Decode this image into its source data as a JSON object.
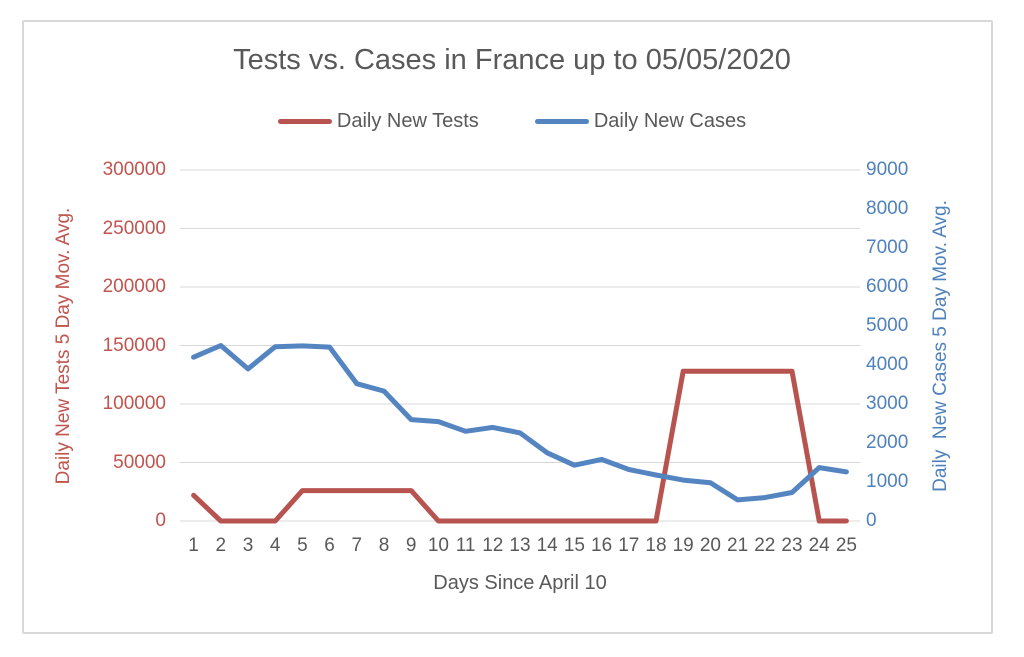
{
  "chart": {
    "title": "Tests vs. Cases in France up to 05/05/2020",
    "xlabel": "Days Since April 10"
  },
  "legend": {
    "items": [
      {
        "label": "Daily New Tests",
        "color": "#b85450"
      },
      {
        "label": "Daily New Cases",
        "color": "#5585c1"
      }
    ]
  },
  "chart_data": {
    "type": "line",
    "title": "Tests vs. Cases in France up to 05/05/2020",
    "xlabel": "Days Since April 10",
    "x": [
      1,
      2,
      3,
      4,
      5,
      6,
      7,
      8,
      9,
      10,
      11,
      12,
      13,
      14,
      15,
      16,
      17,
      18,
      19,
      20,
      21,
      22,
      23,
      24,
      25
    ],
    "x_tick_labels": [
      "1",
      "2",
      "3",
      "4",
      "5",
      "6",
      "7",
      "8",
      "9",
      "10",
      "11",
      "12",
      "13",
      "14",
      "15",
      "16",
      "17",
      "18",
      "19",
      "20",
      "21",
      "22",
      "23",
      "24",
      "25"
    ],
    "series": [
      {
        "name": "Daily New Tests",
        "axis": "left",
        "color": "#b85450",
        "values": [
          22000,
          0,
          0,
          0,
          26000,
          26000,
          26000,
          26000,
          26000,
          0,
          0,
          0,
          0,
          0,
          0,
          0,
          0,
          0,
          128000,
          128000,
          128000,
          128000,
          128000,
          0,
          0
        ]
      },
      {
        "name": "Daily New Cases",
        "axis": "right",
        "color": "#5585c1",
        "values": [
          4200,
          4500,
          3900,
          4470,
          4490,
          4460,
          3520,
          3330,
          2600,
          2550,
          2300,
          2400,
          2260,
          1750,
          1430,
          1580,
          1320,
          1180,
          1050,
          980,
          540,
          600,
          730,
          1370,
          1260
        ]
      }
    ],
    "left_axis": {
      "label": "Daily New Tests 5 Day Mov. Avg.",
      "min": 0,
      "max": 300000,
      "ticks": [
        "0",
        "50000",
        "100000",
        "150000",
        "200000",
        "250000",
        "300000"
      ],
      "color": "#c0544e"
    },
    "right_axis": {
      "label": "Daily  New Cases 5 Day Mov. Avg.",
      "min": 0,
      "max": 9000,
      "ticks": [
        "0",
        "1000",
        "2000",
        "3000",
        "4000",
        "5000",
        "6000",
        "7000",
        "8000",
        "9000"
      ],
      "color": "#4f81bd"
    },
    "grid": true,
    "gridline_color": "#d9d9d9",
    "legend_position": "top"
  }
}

◇ ◇ ◇ ◇ ◇ ◇ ◇

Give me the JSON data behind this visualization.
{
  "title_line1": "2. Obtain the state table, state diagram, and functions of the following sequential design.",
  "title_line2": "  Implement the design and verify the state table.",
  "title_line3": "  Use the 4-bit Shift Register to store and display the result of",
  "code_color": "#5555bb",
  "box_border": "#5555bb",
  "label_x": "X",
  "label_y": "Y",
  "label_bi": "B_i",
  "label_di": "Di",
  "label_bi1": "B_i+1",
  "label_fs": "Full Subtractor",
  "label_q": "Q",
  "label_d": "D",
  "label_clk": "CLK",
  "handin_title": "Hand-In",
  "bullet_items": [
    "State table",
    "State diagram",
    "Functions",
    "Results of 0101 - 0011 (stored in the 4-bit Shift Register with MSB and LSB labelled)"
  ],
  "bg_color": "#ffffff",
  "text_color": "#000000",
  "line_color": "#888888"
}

◇ ◇ ◇ ◇ ◇ ◇ ◇

The problem:
Pick each line holding the word "April" out of the data and copy it.

The completed task:
    "xlabel": "Days Since April 10"
    "xlabel": "Days Since April 10",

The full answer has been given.